[Data excerpts]
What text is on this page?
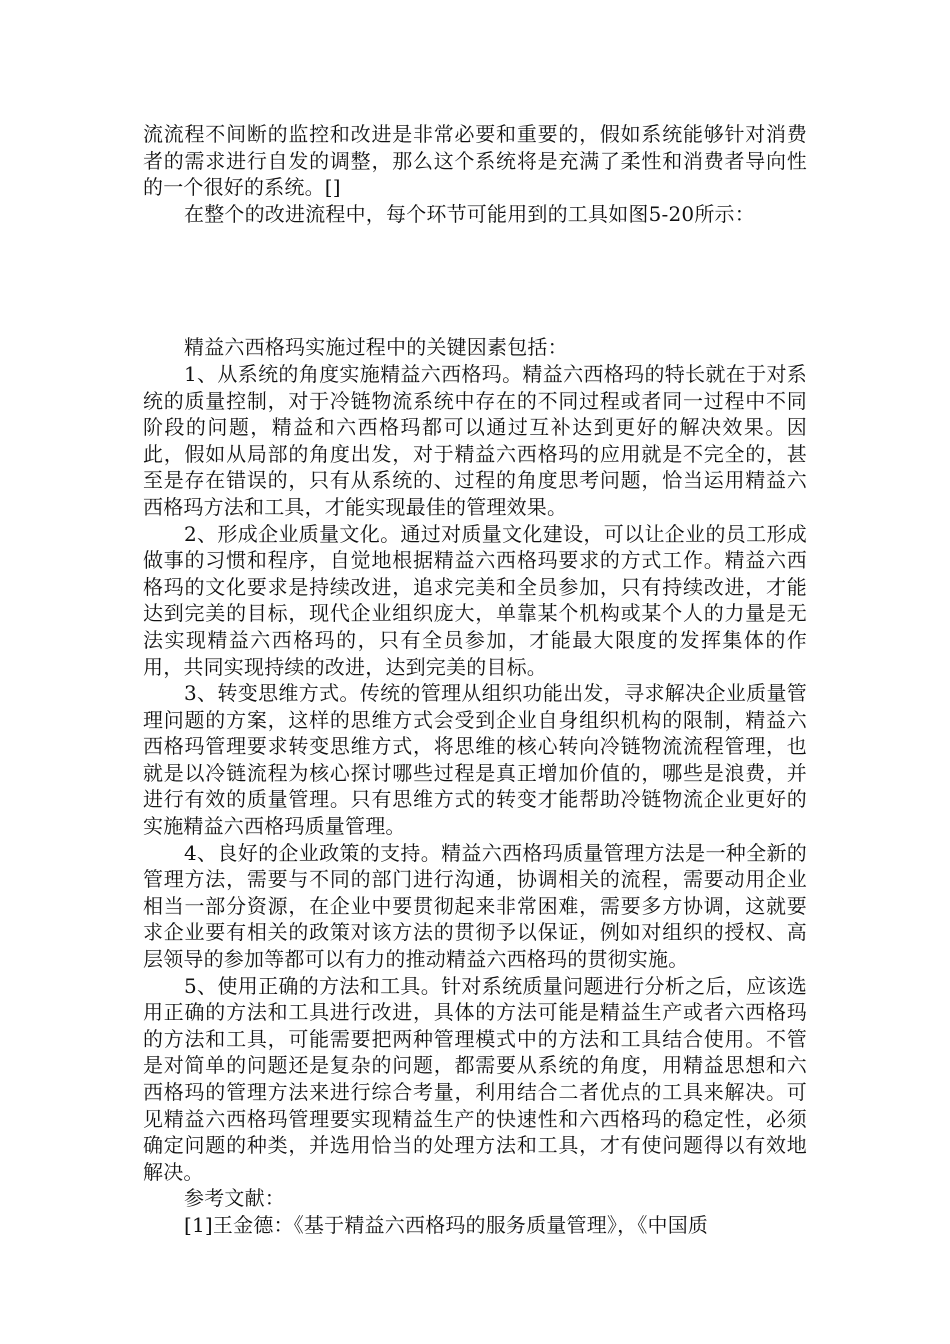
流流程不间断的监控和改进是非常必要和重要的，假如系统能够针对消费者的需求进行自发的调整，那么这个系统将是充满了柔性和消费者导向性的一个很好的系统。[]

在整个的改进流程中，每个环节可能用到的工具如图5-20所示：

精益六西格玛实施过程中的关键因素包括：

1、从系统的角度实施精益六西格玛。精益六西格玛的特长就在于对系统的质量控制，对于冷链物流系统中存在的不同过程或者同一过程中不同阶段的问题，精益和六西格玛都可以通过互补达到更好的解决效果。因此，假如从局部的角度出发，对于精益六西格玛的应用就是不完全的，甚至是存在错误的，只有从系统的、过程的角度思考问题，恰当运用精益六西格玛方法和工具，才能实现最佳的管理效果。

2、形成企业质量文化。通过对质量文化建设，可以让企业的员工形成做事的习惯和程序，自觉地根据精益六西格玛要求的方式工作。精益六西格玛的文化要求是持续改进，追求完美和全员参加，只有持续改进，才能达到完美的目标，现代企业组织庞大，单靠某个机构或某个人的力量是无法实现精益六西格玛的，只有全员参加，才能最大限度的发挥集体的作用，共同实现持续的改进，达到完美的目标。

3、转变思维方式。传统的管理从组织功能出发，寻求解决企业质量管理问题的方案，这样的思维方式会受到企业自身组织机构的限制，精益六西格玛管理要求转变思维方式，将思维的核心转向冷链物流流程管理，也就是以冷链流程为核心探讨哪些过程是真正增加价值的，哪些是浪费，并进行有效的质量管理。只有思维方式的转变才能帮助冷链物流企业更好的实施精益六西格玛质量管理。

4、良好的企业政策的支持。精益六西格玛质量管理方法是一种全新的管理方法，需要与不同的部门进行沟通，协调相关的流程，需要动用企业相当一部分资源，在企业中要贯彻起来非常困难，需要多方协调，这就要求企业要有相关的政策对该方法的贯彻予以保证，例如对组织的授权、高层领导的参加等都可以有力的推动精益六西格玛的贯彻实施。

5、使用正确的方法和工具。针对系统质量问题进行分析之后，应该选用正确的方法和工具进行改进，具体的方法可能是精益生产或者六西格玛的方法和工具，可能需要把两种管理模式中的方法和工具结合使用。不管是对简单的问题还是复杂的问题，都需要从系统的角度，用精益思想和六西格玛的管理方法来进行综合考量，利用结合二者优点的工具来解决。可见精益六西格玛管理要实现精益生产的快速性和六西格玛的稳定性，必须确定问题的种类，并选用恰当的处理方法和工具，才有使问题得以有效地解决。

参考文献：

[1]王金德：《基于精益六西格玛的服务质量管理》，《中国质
...
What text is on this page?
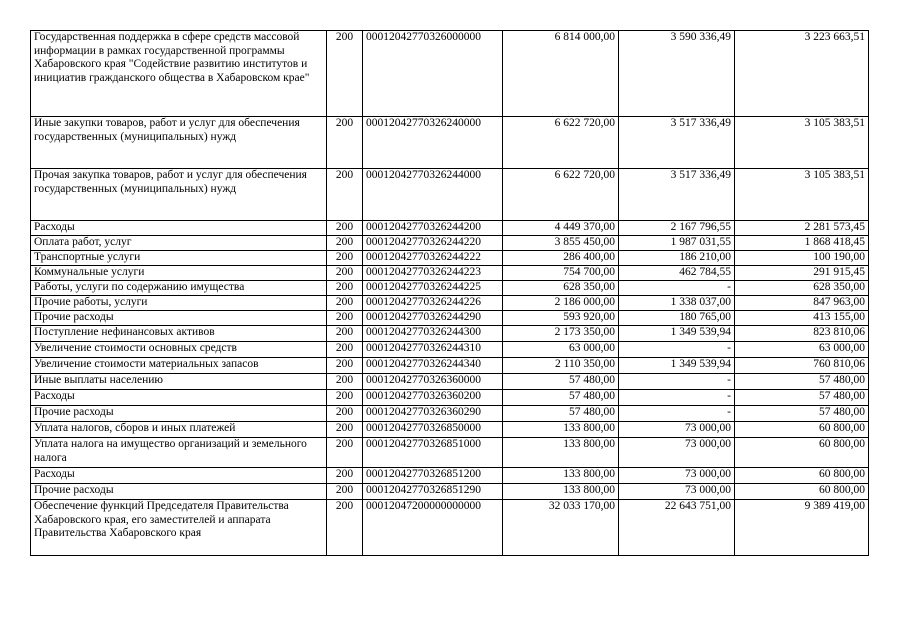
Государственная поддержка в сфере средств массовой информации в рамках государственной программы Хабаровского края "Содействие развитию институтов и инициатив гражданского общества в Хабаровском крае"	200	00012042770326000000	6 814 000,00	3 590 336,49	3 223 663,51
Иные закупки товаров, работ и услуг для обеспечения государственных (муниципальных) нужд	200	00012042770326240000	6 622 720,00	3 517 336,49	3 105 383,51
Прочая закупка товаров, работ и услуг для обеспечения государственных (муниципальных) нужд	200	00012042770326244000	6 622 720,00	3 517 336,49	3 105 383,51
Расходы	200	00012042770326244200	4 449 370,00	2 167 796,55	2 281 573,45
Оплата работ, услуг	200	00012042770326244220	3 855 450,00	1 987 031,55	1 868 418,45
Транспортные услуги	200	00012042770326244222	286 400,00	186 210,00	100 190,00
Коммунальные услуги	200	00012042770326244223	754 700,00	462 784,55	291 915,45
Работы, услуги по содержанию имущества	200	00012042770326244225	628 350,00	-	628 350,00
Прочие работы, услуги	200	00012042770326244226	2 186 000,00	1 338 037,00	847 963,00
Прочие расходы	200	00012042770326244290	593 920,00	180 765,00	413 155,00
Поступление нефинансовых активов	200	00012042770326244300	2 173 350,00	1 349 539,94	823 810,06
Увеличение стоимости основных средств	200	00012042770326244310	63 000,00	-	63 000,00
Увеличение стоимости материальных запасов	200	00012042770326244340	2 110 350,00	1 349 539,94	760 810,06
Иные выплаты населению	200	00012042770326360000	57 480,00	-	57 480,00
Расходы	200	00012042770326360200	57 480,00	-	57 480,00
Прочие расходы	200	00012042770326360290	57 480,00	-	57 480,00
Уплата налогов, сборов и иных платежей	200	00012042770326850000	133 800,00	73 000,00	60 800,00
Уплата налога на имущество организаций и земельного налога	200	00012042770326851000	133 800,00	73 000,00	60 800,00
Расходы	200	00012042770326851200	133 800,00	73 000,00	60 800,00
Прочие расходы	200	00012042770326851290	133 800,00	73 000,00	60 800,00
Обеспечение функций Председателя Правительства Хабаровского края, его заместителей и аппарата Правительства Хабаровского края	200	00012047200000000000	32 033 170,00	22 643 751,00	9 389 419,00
==
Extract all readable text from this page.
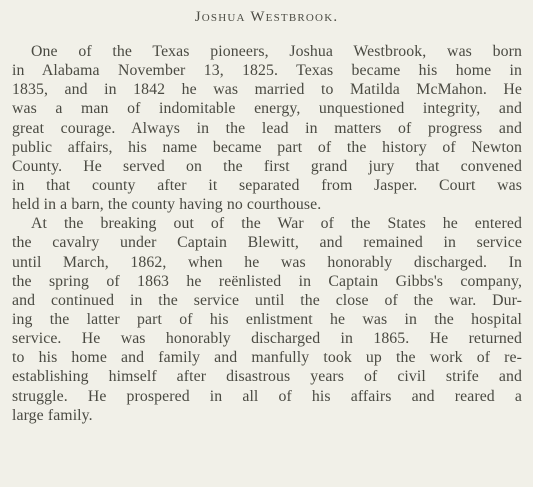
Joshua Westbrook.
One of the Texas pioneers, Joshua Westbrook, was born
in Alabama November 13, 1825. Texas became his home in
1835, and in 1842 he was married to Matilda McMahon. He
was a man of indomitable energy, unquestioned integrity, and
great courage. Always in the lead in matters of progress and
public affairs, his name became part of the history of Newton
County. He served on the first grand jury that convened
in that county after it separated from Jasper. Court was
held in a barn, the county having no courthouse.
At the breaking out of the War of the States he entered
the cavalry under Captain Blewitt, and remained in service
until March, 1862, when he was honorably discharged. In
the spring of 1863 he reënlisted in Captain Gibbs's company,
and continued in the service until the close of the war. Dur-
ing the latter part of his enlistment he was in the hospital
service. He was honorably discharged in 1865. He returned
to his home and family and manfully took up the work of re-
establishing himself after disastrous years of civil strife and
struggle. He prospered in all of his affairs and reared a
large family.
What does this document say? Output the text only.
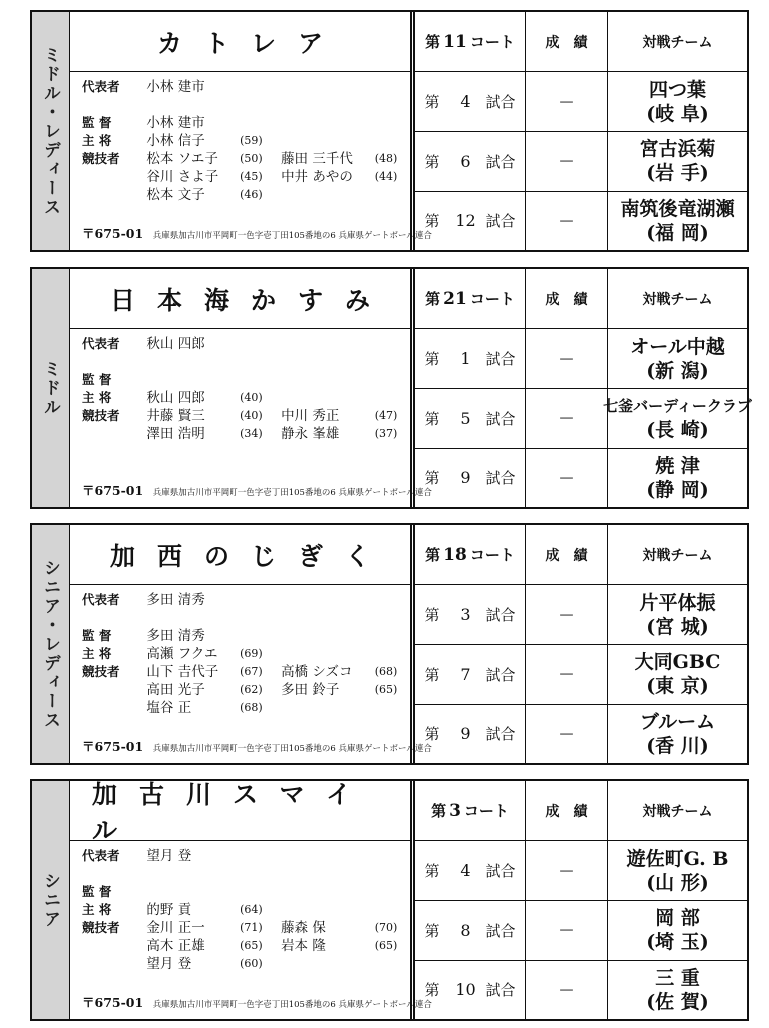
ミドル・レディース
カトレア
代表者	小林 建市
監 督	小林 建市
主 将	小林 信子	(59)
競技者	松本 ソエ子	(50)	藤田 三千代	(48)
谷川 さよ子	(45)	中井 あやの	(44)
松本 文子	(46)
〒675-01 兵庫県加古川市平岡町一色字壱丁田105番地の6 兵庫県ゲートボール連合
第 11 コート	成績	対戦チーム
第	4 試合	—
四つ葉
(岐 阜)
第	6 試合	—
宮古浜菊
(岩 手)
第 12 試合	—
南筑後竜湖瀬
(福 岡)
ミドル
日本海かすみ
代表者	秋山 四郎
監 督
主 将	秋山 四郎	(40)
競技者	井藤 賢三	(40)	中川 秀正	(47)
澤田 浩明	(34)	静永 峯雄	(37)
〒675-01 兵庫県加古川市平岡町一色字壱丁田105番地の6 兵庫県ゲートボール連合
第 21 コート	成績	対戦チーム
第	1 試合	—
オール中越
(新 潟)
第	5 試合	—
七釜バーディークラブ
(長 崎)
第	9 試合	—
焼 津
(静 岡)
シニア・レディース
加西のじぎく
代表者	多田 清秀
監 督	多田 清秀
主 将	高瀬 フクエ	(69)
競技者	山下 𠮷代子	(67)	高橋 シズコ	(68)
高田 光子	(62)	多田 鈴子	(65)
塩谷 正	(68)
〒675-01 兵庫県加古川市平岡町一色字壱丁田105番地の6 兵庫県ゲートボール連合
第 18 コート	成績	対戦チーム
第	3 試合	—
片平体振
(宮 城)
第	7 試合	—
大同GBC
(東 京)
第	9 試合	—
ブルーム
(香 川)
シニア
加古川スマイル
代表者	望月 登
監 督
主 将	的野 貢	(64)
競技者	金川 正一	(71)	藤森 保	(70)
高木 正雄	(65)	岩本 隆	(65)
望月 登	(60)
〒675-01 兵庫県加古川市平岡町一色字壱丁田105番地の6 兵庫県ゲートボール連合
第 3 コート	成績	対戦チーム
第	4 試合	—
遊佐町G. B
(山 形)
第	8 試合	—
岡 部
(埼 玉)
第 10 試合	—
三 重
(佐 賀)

→ Your objective: Show the lines of the data that hold the word "from".

→ Answer for this exercise:
Extract all readable text from this page.
in that county after it separated from Jasper. Court was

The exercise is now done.